__INSTRUCTION__:
Restate, word for word, every line of the data.
--- Begin DATA FOR PROCESSING ---
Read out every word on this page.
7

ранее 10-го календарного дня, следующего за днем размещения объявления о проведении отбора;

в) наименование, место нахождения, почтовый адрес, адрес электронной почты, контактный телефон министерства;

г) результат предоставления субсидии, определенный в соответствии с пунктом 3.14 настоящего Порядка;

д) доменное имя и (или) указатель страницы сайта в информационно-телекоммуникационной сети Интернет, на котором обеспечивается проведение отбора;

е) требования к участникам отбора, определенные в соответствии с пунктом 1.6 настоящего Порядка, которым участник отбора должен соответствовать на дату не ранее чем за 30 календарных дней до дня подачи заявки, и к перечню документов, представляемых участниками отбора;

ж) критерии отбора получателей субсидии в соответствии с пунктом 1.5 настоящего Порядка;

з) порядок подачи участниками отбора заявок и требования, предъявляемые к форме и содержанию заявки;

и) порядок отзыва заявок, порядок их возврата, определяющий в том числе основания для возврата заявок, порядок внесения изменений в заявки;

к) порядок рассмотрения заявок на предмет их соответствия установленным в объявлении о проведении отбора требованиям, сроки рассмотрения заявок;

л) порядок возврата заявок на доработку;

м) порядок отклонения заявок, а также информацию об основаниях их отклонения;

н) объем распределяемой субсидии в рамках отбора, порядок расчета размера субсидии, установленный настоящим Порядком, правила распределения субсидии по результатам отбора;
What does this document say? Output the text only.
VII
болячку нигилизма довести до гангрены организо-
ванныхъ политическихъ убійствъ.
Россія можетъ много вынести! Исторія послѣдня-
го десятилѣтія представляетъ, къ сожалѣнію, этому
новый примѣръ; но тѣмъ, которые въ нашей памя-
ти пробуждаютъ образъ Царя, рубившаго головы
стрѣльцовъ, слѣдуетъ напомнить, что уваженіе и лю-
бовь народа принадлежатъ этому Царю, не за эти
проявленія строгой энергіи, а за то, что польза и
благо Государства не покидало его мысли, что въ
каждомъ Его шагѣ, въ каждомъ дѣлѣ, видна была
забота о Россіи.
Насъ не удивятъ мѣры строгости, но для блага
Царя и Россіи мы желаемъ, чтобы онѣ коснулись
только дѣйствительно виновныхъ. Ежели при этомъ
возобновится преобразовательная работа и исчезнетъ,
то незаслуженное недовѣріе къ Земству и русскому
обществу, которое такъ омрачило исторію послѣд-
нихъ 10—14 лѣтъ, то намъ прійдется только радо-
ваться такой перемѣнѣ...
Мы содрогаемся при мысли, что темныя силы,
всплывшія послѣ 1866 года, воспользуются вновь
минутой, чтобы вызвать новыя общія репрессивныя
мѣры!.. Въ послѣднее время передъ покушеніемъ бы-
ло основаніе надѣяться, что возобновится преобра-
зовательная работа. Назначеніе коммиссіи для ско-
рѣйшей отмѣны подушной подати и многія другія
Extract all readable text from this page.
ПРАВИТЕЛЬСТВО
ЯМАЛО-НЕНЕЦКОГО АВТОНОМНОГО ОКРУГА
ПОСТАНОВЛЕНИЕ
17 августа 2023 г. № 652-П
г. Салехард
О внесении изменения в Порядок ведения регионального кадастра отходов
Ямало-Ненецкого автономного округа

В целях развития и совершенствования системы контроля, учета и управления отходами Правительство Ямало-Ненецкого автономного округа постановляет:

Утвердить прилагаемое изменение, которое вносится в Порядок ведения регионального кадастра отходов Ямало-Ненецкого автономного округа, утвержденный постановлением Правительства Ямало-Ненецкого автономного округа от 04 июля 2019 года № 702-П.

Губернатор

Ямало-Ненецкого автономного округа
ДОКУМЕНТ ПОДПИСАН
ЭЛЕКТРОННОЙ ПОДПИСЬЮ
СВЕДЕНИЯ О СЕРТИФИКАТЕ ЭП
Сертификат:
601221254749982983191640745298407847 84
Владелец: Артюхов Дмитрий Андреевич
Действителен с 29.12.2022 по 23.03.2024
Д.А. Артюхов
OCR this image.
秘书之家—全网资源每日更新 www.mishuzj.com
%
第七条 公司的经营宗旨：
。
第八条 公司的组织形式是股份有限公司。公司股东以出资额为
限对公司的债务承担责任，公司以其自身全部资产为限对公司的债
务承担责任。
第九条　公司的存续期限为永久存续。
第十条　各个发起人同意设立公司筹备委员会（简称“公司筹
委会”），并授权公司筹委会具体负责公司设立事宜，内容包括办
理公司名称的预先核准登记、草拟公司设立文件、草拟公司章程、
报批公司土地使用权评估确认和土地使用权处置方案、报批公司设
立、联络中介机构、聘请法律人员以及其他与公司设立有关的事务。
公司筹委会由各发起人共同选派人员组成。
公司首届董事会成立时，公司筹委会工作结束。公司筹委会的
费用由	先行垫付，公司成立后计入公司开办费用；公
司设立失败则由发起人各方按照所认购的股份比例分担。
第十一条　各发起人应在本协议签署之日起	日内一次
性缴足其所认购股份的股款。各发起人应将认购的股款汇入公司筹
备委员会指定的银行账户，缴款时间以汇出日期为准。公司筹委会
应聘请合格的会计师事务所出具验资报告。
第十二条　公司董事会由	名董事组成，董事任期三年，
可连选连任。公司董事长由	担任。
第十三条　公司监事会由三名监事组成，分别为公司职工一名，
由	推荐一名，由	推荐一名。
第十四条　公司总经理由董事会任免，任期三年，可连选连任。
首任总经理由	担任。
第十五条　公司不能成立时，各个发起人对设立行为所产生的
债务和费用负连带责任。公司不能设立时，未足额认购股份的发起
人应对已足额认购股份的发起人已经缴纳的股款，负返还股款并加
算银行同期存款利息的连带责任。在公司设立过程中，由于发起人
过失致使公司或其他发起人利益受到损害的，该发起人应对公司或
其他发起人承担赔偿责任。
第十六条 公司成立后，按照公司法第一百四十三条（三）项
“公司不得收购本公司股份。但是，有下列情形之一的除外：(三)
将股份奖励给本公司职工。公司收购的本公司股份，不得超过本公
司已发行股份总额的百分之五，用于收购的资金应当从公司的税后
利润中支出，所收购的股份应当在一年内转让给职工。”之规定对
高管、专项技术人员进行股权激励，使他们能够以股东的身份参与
--- End DATA FOR PROCESSING ---
__EXPECTED OUTPUT__:
Read out every word on this page.
7

ранее 10-го календарного дня, следующего за днем размещения объявления о проведении отбора;

в) наименование, место нахождения, почтовый адрес, адрес электронной почты, контактный телефон министерства;

г) результат предоставления субсидии, определенный в соответствии с пунктом 3.14 настоящего Порядка;

д) доменное имя и (или) указатель страницы сайта в информационно-телекоммуникационной сети Интернет, на котором обеспечивается проведение отбора;

е) требования к участникам отбора, определенные в соответствии с пунктом 1.6 настоящего Порядка, которым участник отбора должен соответствовать на дату не ранее чем за 30 календарных дней до дня подачи заявки, и к перечню документов, представляемых участниками отбора;

ж) критерии отбора получателей субсидии в соответствии с пунктом 1.5 настоящего Порядка;

з) порядок подачи участниками отбора заявок и требования, предъявляемые к форме и содержанию заявки;

и) порядок отзыва заявок, порядок их возврата, определяющий в том числе основания для возврата заявок, порядок внесения изменений в заявки;

к) порядок рассмотрения заявок на предмет их соответствия установленным в объявлении о проведении отбора требованиям, сроки рассмотрения заявок;

л) порядок возврата заявок на доработку;

м) порядок отклонения заявок, а также информацию об основаниях их отклонения;

н) объем распределяемой субсидии в рамках отбора, порядок расчета размера субсидии, установленный настоящим Порядком, правила распределения субсидии по результатам отбора;
What does this document say? Output the text only.
VII
болячку нигилизма довести до гангрены организо-
ванныхъ политическихъ убійствъ.
Россія можетъ много вынести! Исторія послѣдня-
го десятилѣтія представляетъ, къ сожалѣнію, этому
новый примѣръ; но тѣмъ, которые въ нашей памя-
ти пробуждаютъ образъ Царя, рубившаго головы
стрѣльцовъ, слѣдуетъ напомнить, что уваженіе и лю-
бовь народа принадлежатъ этому Царю, не за эти
проявленія строгой энергіи, а за то, что польза и
благо Государства не покидало его мысли, что въ
каждомъ Его шагѣ, въ каждомъ дѣлѣ, видна была
забота о Россіи.
Насъ не удивятъ мѣры строгости, но для блага
Царя и Россіи мы желаемъ, чтобы онѣ коснулись
только дѣйствительно виновныхъ. Ежели при этомъ
возобновится преобразовательная работа и исчезнетъ,
то незаслуженное недовѣріе къ Земству и русскому
обществу, которое такъ омрачило исторію послѣд-
нихъ 10—14 лѣтъ, то намъ прійдется только радо-
ваться такой перемѣнѣ...
Мы содрогаемся при мысли, что темныя силы,
всплывшія послѣ 1866 года, воспользуются вновь
минутой, чтобы вызвать новыя общія репрессивныя
мѣры!.. Въ послѣднее время передъ покушеніемъ бы-
ло основаніе надѣяться, что возобновится преобра-
зовательная работа. Назначеніе коммиссіи для ско-
рѣйшей отмѣны подушной подати и многія другія
Extract all readable text from this page.
ПРАВИТЕЛЬСТВО
ЯМАЛО-НЕНЕЦКОГО АВТОНОМНОГО ОКРУГА
ПОСТАНОВЛЕНИЕ
17 августа 2023 г. № 652-П
г. Салехард
О внесении изменения в Порядок ведения регионального кадастра отходов
Ямало-Ненецкого автономного округа

В целях развития и совершенствования системы контроля, учета и управления отходами Правительство Ямало-Ненецкого автономного округа постановляет:

Утвердить прилагаемое изменение, которое вносится в Порядок ведения регионального кадастра отходов Ямало-Ненецкого автономного округа, утвержденный постановлением Правительства Ямало-Ненецкого автономного округа от 04 июля 2019 года № 702-П.

Губернатор

Ямало-Ненецкого автономного округа
ДОКУМЕНТ ПОДПИСАН
ЭЛЕКТРОННОЙ ПОДПИСЬЮ
СВЕДЕНИЯ О СЕРТИФИКАТЕ ЭП
Сертификат:
601221254749982983191640745298407847 84
Владелец: Артюхов Дмитрий Андреевич
Действителен с 29.12.2022 по 23.03.2024
Д.А. Артюхов
OCR this image.
秘书之家—全网资源每日更新 www.mishuzj.com
%
第七条 公司的经营宗旨：
。
第八条 公司的组织形式是股份有限公司。公司股东以出资额为
限对公司的债务承担责任，公司以其自身全部资产为限对公司的债
务承担责任。
第九条　公司的存续期限为永久存续。
第十条　各个发起人同意设立公司筹备委员会（简称“公司筹
委会”），并授权公司筹委会具体负责公司设立事宜，内容包括办
理公司名称的预先核准登记、草拟公司设立文件、草拟公司章程、
报批公司土地使用权评估确认和土地使用权处置方案、报批公司设
立、联络中介机构、聘请法律人员以及其他与公司设立有关的事务。
公司筹委会由各发起人共同选派人员组成。
公司首届董事会成立时，公司筹委会工作结束。公司筹委会的
费用由	先行垫付，公司成立后计入公司开办费用；公
司设立失败则由发起人各方按照所认购的股份比例分担。
第十一条　各发起人应在本协议签署之日起	日内一次
性缴足其所认购股份的股款。各发起人应将认购的股款汇入公司筹
备委员会指定的银行账户，缴款时间以汇出日期为准。公司筹委会
应聘请合格的会计师事务所出具验资报告。
第十二条　公司董事会由	名董事组成，董事任期三年，
可连选连任。公司董事长由	担任。
第十三条　公司监事会由三名监事组成，分别为公司职工一名，
由	推荐一名，由	推荐一名。
第十四条　公司总经理由董事会任免，任期三年，可连选连任。
首任总经理由	担任。
第十五条　公司不能成立时，各个发起人对设立行为所产生的
债务和费用负连带责任。公司不能设立时，未足额认购股份的发起
人应对已足额认购股份的发起人已经缴纳的股款，负返还股款并加
算银行同期存款利息的连带责任。在公司设立过程中，由于发起人
过失致使公司或其他发起人利益受到损害的，该发起人应对公司或
其他发起人承担赔偿责任。
第十六条 公司成立后，按照公司法第一百四十三条（三）项
“公司不得收购本公司股份。但是，有下列情形之一的除外：(三)
将股份奖励给本公司职工。公司收购的本公司股份，不得超过本公
司已发行股份总额的百分之五，用于收购的资金应当从公司的税后
利润中支出，所收购的股份应当在一年内转让给职工。”之规定对
高管、专项技术人员进行股权激励，使他们能够以股东的身份参与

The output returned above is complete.